GOAL
Extract each line bearing the word "Good".

Data records
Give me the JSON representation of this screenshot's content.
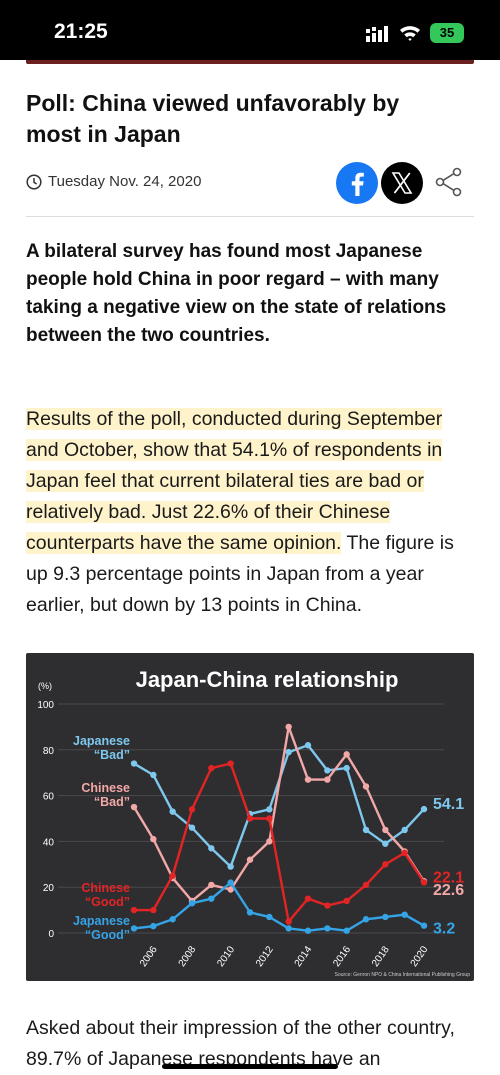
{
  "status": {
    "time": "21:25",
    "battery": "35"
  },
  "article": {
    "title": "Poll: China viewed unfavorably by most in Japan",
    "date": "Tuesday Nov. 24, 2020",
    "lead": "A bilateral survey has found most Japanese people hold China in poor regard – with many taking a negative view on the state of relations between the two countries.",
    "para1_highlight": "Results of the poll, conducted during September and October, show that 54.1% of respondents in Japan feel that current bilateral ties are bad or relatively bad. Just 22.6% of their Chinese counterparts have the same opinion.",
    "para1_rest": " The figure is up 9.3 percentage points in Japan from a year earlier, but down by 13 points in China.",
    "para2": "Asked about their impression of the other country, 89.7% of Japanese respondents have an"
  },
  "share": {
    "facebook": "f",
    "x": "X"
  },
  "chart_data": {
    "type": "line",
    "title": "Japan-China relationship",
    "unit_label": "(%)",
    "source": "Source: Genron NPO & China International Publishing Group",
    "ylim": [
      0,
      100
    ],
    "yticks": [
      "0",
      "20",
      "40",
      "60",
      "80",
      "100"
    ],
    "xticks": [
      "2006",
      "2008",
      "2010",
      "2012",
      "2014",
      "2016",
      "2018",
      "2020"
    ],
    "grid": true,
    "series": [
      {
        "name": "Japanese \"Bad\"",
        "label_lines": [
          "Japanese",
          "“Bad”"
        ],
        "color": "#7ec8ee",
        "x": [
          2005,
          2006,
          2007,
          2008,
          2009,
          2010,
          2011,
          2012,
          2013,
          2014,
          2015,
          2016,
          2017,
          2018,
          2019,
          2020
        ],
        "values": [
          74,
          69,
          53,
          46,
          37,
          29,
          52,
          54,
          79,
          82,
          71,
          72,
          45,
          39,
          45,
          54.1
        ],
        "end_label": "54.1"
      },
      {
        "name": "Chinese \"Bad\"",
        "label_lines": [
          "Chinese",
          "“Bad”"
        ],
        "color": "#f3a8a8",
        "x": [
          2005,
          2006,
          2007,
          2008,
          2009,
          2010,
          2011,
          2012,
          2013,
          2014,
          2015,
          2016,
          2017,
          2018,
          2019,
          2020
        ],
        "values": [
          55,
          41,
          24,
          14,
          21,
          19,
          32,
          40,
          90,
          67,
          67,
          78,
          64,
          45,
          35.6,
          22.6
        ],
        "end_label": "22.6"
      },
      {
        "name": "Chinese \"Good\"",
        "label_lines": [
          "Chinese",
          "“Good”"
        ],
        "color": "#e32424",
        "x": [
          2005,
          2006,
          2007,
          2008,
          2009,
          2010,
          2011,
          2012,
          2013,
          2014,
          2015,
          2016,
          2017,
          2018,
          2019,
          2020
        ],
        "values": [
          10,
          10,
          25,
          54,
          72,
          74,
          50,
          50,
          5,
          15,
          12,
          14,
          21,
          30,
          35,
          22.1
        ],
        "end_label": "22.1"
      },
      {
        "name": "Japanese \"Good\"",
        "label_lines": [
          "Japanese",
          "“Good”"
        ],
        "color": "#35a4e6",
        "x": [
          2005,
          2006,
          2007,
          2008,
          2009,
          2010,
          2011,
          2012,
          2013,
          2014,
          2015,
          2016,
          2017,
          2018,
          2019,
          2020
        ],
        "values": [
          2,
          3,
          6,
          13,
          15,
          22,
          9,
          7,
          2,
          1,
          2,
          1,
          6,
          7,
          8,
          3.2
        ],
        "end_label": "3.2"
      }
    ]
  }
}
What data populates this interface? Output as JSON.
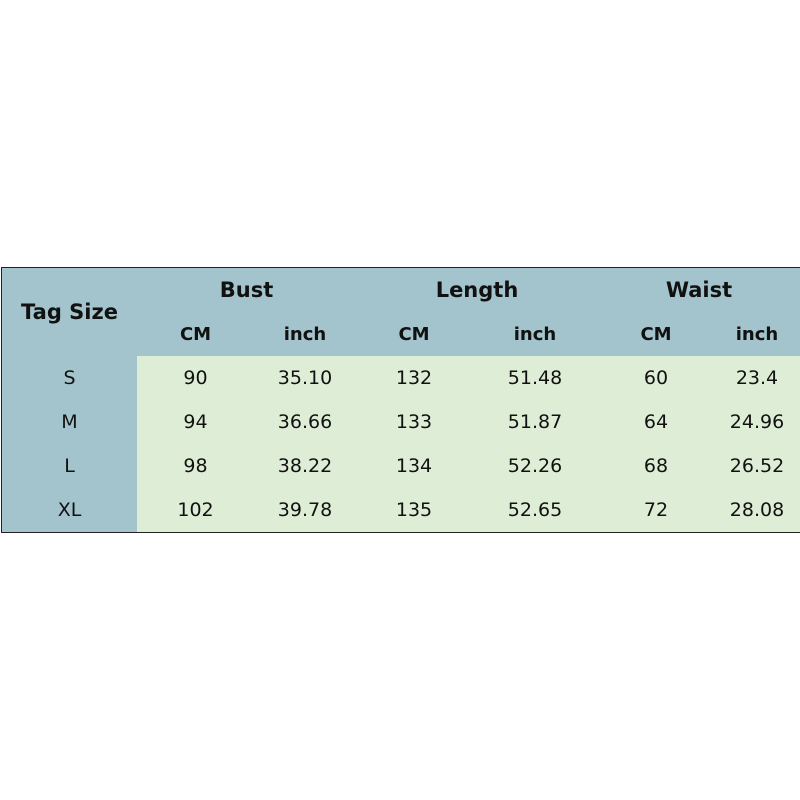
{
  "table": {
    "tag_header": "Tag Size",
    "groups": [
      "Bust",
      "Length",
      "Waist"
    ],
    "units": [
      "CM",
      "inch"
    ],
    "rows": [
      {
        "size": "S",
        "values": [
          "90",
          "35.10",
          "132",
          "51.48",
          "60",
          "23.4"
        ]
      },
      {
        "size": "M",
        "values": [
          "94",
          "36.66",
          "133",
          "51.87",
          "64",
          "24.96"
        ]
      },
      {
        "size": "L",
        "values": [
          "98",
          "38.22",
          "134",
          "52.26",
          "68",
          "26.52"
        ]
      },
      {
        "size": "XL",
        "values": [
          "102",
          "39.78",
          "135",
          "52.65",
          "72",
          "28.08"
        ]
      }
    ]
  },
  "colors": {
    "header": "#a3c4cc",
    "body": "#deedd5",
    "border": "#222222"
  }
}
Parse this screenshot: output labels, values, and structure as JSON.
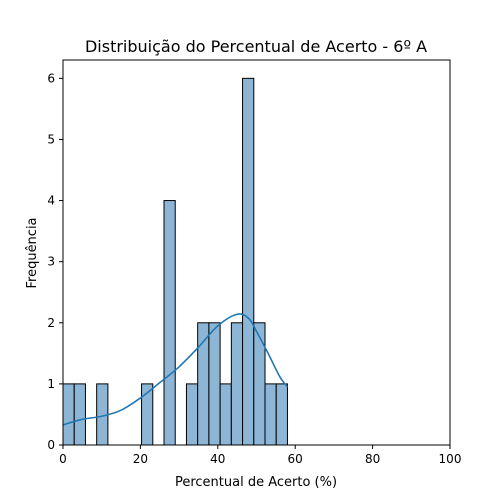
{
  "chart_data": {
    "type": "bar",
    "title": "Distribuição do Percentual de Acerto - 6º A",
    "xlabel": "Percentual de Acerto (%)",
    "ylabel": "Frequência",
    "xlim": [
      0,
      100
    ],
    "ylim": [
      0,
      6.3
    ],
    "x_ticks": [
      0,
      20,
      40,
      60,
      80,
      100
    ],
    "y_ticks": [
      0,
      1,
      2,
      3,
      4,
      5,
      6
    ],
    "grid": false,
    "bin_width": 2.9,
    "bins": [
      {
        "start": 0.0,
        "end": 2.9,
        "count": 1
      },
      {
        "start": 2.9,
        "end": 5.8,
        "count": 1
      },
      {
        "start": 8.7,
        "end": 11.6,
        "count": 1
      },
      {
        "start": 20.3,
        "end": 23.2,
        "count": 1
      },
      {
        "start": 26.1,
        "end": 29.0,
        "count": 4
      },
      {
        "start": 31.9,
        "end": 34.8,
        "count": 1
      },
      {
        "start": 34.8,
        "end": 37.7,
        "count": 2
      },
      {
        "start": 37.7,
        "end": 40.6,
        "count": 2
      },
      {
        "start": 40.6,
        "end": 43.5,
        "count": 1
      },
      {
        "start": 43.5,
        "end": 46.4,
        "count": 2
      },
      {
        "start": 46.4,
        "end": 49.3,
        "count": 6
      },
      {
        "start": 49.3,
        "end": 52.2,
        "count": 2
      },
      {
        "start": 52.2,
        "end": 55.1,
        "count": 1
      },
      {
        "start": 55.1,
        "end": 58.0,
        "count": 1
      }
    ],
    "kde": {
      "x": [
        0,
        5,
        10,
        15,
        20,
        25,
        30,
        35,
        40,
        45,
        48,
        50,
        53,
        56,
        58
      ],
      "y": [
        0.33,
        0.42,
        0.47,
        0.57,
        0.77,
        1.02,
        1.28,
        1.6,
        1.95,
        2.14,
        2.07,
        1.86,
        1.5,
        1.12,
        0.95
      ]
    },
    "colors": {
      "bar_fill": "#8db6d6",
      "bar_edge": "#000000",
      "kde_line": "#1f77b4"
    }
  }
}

FINAL RESULT
        "name": "Chinese \"Good\"",
          "“Good”"
        "name": "Japanese \"Good\"",
          "“Good”"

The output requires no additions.